● **PROBLEM TO SOLVE**: The records below should be written out again, exactly.

==================================================

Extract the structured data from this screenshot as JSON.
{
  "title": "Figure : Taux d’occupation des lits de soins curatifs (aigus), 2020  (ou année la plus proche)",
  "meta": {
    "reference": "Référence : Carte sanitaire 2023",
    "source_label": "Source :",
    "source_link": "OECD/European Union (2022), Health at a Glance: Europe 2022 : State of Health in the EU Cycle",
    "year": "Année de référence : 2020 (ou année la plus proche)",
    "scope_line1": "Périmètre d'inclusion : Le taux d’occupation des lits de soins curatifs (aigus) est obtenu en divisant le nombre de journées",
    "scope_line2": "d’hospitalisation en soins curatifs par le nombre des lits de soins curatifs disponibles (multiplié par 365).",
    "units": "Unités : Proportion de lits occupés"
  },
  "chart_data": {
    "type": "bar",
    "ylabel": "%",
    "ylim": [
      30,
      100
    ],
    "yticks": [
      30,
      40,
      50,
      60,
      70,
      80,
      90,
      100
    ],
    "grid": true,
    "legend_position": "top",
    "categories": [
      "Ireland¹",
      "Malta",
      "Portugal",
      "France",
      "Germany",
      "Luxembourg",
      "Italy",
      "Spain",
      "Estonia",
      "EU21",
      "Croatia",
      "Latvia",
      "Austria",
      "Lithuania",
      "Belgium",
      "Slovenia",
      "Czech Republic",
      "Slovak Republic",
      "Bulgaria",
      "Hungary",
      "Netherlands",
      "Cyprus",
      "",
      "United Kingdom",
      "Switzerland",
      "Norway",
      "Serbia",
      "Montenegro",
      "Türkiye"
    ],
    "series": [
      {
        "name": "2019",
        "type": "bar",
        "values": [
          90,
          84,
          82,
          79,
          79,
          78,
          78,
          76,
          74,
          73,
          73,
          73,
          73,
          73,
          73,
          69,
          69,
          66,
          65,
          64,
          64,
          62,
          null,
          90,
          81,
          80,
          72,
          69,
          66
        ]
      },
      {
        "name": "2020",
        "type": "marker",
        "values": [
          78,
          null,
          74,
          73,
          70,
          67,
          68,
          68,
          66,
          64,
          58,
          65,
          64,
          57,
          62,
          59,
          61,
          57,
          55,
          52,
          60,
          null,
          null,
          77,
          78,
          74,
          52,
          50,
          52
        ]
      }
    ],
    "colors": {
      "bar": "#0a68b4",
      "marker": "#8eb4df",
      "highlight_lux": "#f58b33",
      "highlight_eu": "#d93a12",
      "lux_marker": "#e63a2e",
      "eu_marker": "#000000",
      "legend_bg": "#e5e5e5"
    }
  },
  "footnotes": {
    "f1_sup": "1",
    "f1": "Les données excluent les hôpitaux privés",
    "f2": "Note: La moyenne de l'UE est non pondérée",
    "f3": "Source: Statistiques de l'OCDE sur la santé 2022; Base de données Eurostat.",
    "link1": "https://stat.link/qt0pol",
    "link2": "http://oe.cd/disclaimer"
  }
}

==================================================

● **EXERCISE RESULT**:
Extract the structured data from this screenshot as JSON.
{
  "title": "Figure : Taux d’occupation des lits de soins curatifs (aigus), 2020  (ou année la plus proche)",
  "meta": {
    "reference": "Référence : Carte sanitaire 2023",
    "source_label": "Source :",
    "source_link": "OECD/European Union (2022), Health at a Glance: Europe 2022 : State of Health in the EU Cycle",
    "year": "Année de référence : 2020 (ou année la plus proche)",
    "scope_line1": "Périmètre d'inclusion : Le taux d’occupation des lits de soins curatifs (aigus) est obtenu en divisant le nombre de journées",
    "scope_line2": "d’hospitalisation en soins curatifs par le nombre des lits de soins curatifs disponibles (multiplié par 365).",
    "units": "Unités : Proportion de lits occupés"
  },
  "chart_data": {
    "type": "bar",
    "ylabel": "%",
    "ylim": [
      30,
      100
    ],
    "yticks": [
      30,
      40,
      50,
      60,
      70,
      80,
      90,
      100
    ],
    "grid": true,
    "legend_position": "top",
    "categories": [
      "Ireland¹",
      "Malta",
      "Portugal",
      "France",
      "Germany",
      "Luxembourg",
      "Italy",
      "Spain",
      "Estonia",
      "EU21",
      "Croatia",
      "Latvia",
      "Austria",
      "Lithuania",
      "Belgium",
      "Slovenia",
      "Czech Republic",
      "Slovak Republic",
      "Bulgaria",
      "Hungary",
      "Netherlands",
      "Cyprus",
      "",
      "United Kingdom",
      "Switzerland",
      "Norway",
      "Serbia",
      "Montenegro",
      "Türkiye"
    ],
    "series": [
      {
        "name": "2019",
        "type": "bar",
        "values": [
          90,
          84,
          82,
          79,
          79,
          78,
          78,
          76,
          74,
          73,
          73,
          73,
          73,
          73,
          73,
          69,
          69,
          66,
          65,
          64,
          64,
          62,
          null,
          90,
          81,
          80,
          72,
          69,
          66
        ]
      },
      {
        "name": "2020",
        "type": "marker",
        "values": [
          78,
          null,
          74,
          73,
          70,
          67,
          68,
          68,
          66,
          64,
          58,
          65,
          64,
          57,
          62,
          59,
          61,
          57,
          55,
          52,
          60,
          null,
          null,
          77,
          78,
          74,
          52,
          50,
          52
        ]
      }
    ],
    "colors": {
      "bar": "#0a68b4",
      "marker": "#8eb4df",
      "highlight_lux": "#f58b33",
      "highlight_eu": "#d93a12",
      "lux_marker": "#e63a2e",
      "eu_marker": "#000000",
      "legend_bg": "#e5e5e5"
    }
  },
  "footnotes": {
    "f1_sup": "1",
    "f1": "Les données excluent les hôpitaux privés",
    "f2": "Note: La moyenne de l'UE est non pondérée",
    "f3": "Source: Statistiques de l'OCDE sur la santé 2022; Base de données Eurostat.",
    "link1": "https://stat.link/qt0pol",
    "link2": "http://oe.cd/disclaimer"
  }
}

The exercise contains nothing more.